Write out each line exactly as it stands, please.

- _DATA EXTRACT_
——————

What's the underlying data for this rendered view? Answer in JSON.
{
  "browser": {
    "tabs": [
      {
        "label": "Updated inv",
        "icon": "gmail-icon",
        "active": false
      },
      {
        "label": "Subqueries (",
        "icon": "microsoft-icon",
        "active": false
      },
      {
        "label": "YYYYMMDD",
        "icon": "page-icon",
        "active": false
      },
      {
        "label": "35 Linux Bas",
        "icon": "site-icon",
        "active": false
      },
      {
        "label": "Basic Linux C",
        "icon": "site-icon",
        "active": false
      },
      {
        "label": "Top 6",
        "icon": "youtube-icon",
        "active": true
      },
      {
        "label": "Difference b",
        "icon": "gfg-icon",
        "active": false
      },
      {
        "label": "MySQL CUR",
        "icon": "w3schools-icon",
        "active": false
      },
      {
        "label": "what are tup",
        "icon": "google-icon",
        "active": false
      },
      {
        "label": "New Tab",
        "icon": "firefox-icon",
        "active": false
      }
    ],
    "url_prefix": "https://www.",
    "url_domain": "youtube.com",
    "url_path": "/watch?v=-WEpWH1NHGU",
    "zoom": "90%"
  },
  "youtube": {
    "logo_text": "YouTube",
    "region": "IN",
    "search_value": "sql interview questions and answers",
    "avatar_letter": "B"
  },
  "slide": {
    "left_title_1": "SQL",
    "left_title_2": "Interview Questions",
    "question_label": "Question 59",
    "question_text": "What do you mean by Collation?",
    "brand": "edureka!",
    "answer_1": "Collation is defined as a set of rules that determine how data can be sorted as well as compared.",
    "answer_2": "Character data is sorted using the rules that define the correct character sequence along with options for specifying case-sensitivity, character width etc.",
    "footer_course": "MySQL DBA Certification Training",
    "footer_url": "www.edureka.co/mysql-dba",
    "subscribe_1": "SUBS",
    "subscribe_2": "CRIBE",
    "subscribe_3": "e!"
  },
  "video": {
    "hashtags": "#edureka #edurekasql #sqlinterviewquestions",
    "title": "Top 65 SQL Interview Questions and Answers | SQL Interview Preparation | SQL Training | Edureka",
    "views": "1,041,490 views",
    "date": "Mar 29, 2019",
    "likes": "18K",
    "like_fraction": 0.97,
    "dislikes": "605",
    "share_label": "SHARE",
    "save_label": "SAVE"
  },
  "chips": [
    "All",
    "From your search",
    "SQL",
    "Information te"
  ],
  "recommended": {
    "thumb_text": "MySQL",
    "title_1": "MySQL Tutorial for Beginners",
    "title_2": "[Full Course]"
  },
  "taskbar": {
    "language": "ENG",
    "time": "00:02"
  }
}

——————

- _OUTPUT_
What's the underlying data for this rendered view? Answer in JSON.
{
  "browser": {
    "tabs": [
      {
        "label": "Updated inv",
        "icon": "gmail-icon",
        "active": false
      },
      {
        "label": "Subqueries (",
        "icon": "microsoft-icon",
        "active": false
      },
      {
        "label": "YYYYMMDD",
        "icon": "page-icon",
        "active": false
      },
      {
        "label": "35 Linux Bas",
        "icon": "site-icon",
        "active": false
      },
      {
        "label": "Basic Linux C",
        "icon": "site-icon",
        "active": false
      },
      {
        "label": "Top 6",
        "icon": "youtube-icon",
        "active": true
      },
      {
        "label": "Difference b",
        "icon": "gfg-icon",
        "active": false
      },
      {
        "label": "MySQL CUR",
        "icon": "w3schools-icon",
        "active": false
      },
      {
        "label": "what are tup",
        "icon": "google-icon",
        "active": false
      },
      {
        "label": "New Tab",
        "icon": "firefox-icon",
        "active": false
      }
    ],
    "url_prefix": "https://www.",
    "url_domain": "youtube.com",
    "url_path": "/watch?v=-WEpWH1NHGU",
    "zoom": "90%"
  },
  "youtube": {
    "logo_text": "YouTube",
    "region": "IN",
    "search_value": "sql interview questions and answers",
    "avatar_letter": "B"
  },
  "slide": {
    "left_title_1": "SQL",
    "left_title_2": "Interview Questions",
    "question_label": "Question 59",
    "question_text": "What do you mean by Collation?",
    "brand": "edureka!",
    "answer_1": "Collation is defined as a set of rules that determine how data can be sorted as well as compared.",
    "answer_2": "Character data is sorted using the rules that define the correct character sequence along with options for specifying case-sensitivity, character width etc.",
    "footer_course": "MySQL DBA Certification Training",
    "footer_url": "www.edureka.co/mysql-dba",
    "subscribe_1": "SUBS",
    "subscribe_2": "CRIBE",
    "subscribe_3": "e!"
  },
  "video": {
    "hashtags": "#edureka #edurekasql #sqlinterviewquestions",
    "title": "Top 65 SQL Interview Questions and Answers | SQL Interview Preparation | SQL Training | Edureka",
    "views": "1,041,490 views",
    "date": "Mar 29, 2019",
    "likes": "18K",
    "like_fraction": 0.97,
    "dislikes": "605",
    "share_label": "SHARE",
    "save_label": "SAVE"
  },
  "chips": [
    "All",
    "From your search",
    "SQL",
    "Information te"
  ],
  "recommended": {
    "thumb_text": "MySQL",
    "title_1": "MySQL Tutorial for Beginners",
    "title_2": "[Full Course]"
  },
  "taskbar": {
    "language": "ENG",
    "time": "00:02"
  }
}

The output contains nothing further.